• [Records to process]:
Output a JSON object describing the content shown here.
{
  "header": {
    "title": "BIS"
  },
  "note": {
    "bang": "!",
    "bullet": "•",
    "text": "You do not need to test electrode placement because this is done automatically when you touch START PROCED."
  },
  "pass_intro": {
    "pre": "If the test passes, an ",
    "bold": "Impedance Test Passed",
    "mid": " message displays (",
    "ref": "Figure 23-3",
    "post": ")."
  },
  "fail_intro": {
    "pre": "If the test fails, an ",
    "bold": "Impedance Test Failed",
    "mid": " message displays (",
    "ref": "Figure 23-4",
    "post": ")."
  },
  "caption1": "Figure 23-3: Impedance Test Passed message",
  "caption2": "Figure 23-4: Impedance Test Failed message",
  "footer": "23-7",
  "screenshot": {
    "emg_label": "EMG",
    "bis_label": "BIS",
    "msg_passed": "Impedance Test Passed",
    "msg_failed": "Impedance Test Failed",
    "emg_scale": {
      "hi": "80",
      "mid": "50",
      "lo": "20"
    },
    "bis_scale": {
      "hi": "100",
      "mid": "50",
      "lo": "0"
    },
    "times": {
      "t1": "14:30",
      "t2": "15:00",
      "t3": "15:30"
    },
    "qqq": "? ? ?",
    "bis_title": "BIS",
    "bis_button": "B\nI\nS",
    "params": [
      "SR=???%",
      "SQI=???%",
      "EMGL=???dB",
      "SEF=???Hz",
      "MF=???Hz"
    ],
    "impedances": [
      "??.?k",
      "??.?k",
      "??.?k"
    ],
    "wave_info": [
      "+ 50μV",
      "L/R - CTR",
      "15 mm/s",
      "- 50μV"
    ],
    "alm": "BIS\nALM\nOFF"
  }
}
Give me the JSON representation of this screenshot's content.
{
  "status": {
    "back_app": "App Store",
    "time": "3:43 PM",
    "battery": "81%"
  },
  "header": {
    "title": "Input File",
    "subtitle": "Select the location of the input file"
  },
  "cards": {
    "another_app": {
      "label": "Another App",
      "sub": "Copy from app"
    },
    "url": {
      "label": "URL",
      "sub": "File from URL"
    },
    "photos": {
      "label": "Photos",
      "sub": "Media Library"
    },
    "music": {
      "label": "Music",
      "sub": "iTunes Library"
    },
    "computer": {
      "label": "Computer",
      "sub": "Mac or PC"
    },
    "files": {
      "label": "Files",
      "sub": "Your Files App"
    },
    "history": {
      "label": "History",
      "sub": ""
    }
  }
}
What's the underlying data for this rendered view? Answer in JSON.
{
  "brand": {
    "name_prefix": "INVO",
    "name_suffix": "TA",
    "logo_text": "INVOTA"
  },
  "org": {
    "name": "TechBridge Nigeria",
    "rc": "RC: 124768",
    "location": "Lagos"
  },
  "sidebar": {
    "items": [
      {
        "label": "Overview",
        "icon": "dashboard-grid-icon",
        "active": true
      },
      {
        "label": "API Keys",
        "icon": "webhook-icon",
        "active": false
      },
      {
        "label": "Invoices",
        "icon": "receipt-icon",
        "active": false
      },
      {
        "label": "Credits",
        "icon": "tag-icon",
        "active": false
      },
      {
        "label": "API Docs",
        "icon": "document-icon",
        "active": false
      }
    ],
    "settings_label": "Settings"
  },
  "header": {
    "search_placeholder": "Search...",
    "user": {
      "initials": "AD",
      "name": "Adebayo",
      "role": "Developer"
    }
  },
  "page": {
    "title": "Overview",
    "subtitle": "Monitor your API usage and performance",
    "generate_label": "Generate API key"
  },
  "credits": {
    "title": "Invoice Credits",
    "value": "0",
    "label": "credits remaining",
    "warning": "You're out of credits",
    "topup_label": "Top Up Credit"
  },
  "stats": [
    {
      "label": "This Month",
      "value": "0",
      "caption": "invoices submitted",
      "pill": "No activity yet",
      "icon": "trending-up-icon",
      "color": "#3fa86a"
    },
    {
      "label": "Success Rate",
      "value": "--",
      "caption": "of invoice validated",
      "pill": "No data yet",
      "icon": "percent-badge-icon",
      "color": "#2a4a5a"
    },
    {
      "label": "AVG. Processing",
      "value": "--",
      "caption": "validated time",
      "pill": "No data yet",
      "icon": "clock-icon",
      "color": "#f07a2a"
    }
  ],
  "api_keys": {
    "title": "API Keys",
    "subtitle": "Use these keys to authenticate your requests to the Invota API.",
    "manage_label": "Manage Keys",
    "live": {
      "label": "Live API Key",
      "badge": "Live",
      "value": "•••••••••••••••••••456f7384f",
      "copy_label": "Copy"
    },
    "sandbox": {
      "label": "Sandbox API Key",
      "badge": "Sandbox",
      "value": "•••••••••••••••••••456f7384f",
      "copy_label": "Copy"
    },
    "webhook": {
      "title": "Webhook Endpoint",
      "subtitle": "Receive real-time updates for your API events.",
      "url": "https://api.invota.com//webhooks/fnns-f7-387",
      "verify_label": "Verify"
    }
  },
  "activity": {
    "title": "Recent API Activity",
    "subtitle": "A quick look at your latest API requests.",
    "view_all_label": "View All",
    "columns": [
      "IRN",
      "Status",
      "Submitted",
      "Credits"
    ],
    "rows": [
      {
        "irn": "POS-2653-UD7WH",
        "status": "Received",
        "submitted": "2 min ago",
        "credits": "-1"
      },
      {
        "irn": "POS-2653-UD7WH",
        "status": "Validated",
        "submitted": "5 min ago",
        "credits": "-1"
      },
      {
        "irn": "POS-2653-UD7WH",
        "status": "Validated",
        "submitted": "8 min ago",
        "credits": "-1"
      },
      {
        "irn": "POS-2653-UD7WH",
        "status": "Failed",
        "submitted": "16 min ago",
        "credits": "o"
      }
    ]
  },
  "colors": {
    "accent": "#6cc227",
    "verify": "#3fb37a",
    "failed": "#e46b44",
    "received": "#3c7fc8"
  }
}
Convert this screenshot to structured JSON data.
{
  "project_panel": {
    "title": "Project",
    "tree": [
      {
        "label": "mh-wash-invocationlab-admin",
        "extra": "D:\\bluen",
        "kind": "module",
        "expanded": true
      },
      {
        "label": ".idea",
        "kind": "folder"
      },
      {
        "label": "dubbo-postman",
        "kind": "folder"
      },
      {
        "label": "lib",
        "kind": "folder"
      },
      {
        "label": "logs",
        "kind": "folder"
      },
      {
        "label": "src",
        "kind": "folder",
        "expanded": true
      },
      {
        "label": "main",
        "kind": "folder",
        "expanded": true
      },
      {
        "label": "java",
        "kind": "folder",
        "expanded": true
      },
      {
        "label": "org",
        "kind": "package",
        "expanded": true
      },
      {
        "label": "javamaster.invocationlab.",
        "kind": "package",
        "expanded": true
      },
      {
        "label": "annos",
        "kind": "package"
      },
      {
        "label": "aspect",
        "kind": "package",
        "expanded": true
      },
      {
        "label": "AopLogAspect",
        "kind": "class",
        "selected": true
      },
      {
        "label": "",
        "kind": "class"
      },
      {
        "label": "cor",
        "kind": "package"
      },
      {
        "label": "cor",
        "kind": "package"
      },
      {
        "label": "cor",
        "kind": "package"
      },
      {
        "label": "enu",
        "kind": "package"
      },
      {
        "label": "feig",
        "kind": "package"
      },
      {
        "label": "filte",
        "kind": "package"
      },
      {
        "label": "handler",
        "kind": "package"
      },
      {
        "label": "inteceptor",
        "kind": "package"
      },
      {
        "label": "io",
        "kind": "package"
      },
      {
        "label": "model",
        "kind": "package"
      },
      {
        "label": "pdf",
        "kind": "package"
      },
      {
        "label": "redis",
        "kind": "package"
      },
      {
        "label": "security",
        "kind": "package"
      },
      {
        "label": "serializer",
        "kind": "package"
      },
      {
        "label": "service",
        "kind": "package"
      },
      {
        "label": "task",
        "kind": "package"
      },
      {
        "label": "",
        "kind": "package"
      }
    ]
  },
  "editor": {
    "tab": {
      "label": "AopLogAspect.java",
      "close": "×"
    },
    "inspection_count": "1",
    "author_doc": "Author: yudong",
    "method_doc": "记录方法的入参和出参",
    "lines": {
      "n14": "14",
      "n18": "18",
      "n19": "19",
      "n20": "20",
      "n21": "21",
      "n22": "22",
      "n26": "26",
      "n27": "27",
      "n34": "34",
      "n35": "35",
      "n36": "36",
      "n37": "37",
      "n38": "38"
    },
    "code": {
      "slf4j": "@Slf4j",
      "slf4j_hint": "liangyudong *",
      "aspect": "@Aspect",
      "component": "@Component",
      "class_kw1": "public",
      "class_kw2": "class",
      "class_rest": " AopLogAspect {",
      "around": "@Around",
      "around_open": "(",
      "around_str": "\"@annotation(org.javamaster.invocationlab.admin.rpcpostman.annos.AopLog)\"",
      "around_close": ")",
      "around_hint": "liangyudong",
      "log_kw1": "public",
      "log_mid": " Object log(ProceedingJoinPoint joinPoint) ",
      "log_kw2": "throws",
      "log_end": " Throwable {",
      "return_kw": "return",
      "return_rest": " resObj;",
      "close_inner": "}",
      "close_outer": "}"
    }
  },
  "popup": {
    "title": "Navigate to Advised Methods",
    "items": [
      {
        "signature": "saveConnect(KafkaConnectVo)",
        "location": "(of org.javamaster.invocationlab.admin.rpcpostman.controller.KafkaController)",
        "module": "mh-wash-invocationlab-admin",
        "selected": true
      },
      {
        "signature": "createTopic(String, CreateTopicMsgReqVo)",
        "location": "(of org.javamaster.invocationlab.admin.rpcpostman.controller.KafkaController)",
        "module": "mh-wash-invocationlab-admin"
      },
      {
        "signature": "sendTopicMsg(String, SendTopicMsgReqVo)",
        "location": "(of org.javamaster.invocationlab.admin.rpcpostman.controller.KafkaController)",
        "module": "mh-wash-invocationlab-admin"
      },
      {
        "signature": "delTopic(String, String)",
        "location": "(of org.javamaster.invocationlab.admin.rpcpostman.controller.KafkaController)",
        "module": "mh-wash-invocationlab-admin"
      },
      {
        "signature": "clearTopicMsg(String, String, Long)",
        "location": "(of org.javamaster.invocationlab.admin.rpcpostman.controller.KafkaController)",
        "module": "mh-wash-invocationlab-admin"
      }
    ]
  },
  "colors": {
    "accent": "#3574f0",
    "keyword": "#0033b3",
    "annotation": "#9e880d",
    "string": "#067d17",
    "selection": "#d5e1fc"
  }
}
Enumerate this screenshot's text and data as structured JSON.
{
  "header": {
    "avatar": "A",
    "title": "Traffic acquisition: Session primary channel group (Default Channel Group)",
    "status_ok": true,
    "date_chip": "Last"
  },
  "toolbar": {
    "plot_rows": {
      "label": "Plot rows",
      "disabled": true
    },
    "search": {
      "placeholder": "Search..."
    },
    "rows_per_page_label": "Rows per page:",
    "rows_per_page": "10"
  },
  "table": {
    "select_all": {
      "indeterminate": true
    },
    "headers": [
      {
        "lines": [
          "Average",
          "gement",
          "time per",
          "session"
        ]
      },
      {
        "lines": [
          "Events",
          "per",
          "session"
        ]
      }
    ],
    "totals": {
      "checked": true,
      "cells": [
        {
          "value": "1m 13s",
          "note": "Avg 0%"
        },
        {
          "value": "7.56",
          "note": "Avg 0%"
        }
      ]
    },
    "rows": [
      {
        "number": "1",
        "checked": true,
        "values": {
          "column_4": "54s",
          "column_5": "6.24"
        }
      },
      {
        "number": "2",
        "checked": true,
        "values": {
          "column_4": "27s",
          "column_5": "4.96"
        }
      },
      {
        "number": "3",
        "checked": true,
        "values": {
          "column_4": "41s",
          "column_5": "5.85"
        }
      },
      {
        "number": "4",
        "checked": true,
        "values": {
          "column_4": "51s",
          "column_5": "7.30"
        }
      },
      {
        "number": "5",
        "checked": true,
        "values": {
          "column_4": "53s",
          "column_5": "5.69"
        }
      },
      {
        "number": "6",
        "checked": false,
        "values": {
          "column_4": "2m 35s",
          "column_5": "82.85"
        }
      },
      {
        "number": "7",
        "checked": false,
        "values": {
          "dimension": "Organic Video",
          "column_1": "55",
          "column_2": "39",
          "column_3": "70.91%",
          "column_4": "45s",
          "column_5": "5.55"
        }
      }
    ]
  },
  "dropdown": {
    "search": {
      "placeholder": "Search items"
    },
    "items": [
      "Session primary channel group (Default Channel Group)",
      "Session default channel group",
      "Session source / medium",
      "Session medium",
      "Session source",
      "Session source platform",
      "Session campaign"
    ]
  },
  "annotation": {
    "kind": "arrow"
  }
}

• [Your task]: Determine the count of lines in the data above with the string "group" in them, and give that count alone.

• [Response to the task]: 3